**Document excerpt**
(begin)

I am new to Scala. I just heard the term "eta expansion" and roughly know that it means to expand a method to a function object. But I find few resources in SO that systematically introduce it.
I am curious about how eta expansion works in Scala. What are the scenarios that eta expansion are needed? And how eta expansion is implemented in Scala?
I roughly know that in cases like this:
def someMethod(x: Int): Int = x * x
someMethod _ will roughly be translated to a new function object like this:
new Function1[Int, Int] {
def apply(x: Int): Int = x * x
}
Is it all that Scala does?
The definition, and some examples, are given in http://scala-lang.org/files/archive/spec/2.11/06-expressions.html#method-values.
someMethod _ will roughly be translated to a new function object like this:
Not quite: it's actually
new Function1[Int, Int] {
def apply(x: Int): Int = someMethod(x)
}
The difference matters e.g. if someMethod is overridden somewhere.
Is it all that Scala does?
You also need to take into account what happens if the method takes multiple parameter lists (you get a function which returns a function) or by-name parameters.
What are the scenarios that eta expansion are needed?
When you specifically ask for it (e.g. someMethod _).
When you use a method (with parameters) where a value of a function type (or a SAM type in Scala 2.12) is expected. E.g.
def foo(f: Int => Int) = ???
foo(someMethod)
That's it.
Note that using eta-expansion and an anonymous function with placeholders (someMethod(_)) can behave differently due to type inference, implicits, etc.
Eta expansion In high level, is a process of translating methods into functions. Why? What? Aren't them the same? Let's explain:
A method in scala is what we know as def someMethodName(SomePramList): SomeReturnType. It starts with def. It may have parameter list, or even maybe more then 1. For example:
def numAdder(num1: Int)(num2: Int): Int =
num1 + num2
A function, or lambda function looks something like: (SomeParams) => SomeReturnType. For example:
val aFunction: Int => Int => Int = (num1: Int) => (num2: Int) => num1 + num2
Important to understand about functions is that this syntax is basically a syntactic sugar to FunctionN.apply method.
What are the scenarios that eta expansion are needed?
Some examples:
Example1 - Applying a method inside map (or filter, flatMap etc)
Writing such code:
def addPlus1(x: Int): Int = x + 1
List(1,2,3).map(addPlus1)

(end)

**Supplied material**
(begin)

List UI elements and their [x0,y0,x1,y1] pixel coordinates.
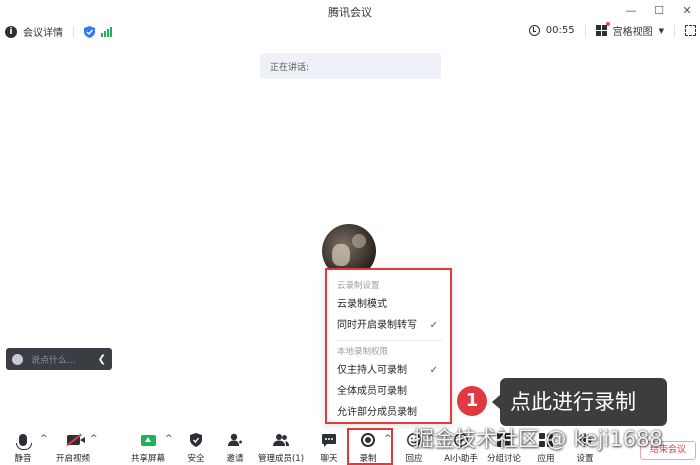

(end)

**The tasks**
a: Output the passage of the Scala eta expansion thread starting with "The definition, and" and going on through "(e.g. someMethod _).", word for word.
b: In the Scala eta expansion thread, what do you get when eta expansion is applied to a method that takes multiple parameter lists?
The data has no connection to the Scala eta expansion thread.

**Answers to the exercise**
a:
The definition, and some examples, are given in http://scala-lang.org/files/archive/spec/2.11/06-expressions.html#method-values.
someMethod _ will roughly be translated to a new function object like this:
Not quite: it's actually
new Function1[Int, Int] {
def apply(x: Int): Int = someMethod(x)
}
The difference matters e.g. if someMethod is overridden somewhere.
Is it all that Scala does?
You also need to take into account what happens if the method takes multiple parameter lists (you get a function which returns a function) or by-name parameters.
What are the scenarios that eta expansion are needed?
When you specifically ask for it (e.g. someMethod _).

b: A function which returns a function.